[CONSIGNE 1]: Dans le texte cité, quel exemple le vice-président Pierre Nicolaÿ prenait-il pour illustrer la difficulté à concilier politique énergétique et protection de l’environnement ?
[CONSIGNE 2]: Réécrivez le passage du texte cité en commençant par « 1La juridiction administrative » et en poursuivant jusqu’à « généraliste que spécialisée. », en remplaçant « large écho » par « vaste écho ».
[CONSIGNE 3]: Relevez tous les numéros des décisions du Conseil d’État mentionnées dans le texte cité.

[TEXTE CITÉ]:
Notes
-
[1]
M. Prieur, « Pas de caribous au Palais-Royal », RJE, 2/1985, p. 137. Le professeur Prieur répondait dans cet article à une interview donnée au journal Le Monde par le vice-président Pierre Nicolaÿ, dans laquelle celui-ci illustrait la difficulté à concilier politique énergétique et protection de l’environnement par un exemple tiré de la construction d’un pipeline en Alaska.
-
[2]
CE, 17 décembre 2020, Ligue de protection des oiseaux, n° 433432, aux Tables du Recueil.
-
[3]
CE, 8 juillet 2020, Association de défense des ressources marines, n° 428271, aux tables du Recueil.
-
[4]
CE, 4 février 2021, Association Ferus-Ours, Loup, Lynx et autres, n° 434058.
-
[5]
Voir respectivement CE, 3 juin 2020, Société La Provençale, n° 425395 aux tables du Recueil ; CE, 3 juillet 2020, SPL Territoire 25, n° 430585 ; CE, 24 juillet 2019, Société PCE et autre, n° 414353, aux tables du Recueil.
-
[6]
CE, 3 juin 2020, Association des amis du banc d’Arguin du Bassin d’Arcachon, n° 414018, aux tables du Recueil.
1La juridiction administrative a récemment connu d’affaires au large retentissement médiatique, relatives à la pollution de l’air et au changement climatique. Les décisions rendues par le Conseil d’État et le Tribunal administratif de Paris et les avancées qu’elles ont permises ont trouvé un large écho, tant dans la presse généraliste que spécialisée.

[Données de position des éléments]
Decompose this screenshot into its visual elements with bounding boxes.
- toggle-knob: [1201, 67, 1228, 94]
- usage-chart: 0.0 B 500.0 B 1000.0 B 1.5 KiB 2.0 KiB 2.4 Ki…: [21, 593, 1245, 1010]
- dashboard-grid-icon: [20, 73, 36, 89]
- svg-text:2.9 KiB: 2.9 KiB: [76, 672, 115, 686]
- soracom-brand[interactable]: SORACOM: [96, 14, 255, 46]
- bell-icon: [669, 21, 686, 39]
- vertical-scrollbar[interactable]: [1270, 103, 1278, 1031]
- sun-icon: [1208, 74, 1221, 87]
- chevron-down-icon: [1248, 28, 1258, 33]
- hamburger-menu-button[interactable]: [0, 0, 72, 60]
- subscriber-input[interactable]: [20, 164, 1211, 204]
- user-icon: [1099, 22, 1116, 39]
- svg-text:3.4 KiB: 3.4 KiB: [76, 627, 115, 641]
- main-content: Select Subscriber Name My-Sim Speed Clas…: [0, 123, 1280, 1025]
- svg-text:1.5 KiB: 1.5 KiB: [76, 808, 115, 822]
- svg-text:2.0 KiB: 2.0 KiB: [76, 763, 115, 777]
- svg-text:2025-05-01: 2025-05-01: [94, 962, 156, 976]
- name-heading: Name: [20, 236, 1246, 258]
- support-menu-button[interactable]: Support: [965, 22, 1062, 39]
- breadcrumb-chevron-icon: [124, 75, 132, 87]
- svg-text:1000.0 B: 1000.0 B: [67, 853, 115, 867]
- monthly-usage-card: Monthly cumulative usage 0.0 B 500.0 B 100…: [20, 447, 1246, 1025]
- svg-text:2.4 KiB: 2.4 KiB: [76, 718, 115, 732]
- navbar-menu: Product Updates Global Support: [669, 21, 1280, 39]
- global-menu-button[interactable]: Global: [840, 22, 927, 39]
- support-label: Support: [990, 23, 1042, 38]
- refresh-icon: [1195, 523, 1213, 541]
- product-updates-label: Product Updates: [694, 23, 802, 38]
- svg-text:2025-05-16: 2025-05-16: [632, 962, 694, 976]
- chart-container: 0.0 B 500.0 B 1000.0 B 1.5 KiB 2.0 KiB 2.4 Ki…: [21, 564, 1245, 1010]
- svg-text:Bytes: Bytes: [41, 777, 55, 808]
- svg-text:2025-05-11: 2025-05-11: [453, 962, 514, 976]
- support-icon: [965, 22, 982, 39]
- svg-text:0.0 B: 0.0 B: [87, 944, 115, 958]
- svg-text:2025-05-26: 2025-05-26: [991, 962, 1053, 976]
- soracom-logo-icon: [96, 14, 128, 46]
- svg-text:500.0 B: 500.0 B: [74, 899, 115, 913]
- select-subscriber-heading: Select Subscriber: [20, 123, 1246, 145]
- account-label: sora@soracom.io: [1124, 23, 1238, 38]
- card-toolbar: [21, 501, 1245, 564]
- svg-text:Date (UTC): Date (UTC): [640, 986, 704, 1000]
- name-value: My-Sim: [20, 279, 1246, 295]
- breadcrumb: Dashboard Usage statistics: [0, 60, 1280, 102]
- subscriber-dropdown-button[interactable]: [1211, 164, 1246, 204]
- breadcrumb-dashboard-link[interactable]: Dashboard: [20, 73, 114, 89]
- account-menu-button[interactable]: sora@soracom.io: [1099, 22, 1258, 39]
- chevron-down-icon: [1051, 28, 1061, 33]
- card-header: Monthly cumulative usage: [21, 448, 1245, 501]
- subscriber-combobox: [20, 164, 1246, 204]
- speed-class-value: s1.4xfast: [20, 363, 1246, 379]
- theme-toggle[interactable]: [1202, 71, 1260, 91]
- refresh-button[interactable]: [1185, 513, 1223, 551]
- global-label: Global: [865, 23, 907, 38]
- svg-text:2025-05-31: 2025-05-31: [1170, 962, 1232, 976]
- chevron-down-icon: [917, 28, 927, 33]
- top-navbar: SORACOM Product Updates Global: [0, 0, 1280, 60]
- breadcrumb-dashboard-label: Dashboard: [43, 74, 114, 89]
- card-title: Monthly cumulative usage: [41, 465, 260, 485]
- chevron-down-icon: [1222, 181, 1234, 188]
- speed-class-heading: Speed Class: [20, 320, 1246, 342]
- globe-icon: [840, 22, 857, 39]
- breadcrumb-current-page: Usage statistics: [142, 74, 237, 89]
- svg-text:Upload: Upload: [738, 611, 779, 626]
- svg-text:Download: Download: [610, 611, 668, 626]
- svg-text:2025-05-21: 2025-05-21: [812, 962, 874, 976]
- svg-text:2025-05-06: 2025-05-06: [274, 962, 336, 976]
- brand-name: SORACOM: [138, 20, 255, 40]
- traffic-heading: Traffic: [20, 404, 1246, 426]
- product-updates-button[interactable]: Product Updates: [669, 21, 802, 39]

[RÉPONSE RÉDIGÉE 1]: Il prenait l’exemple de la construction d’un pipeline en Alaska.

[RÉPONSE RÉDIGÉE 2]:
1La juridiction administrative a récemment connu d’affaires au large retentissement médiatique, relatives à la pollution de l’air et au changement climatique. Les décisions rendues par le Conseil d’État et le Tribunal administratif de Paris et les avancées qu’elles ont permises ont trouvé un vaste écho, tant dans la presse généraliste que spécialisée.

[RÉPONSE RÉDIGÉE 3]: 433432, 428271, 434058, 425395, 430585, 414353, 414018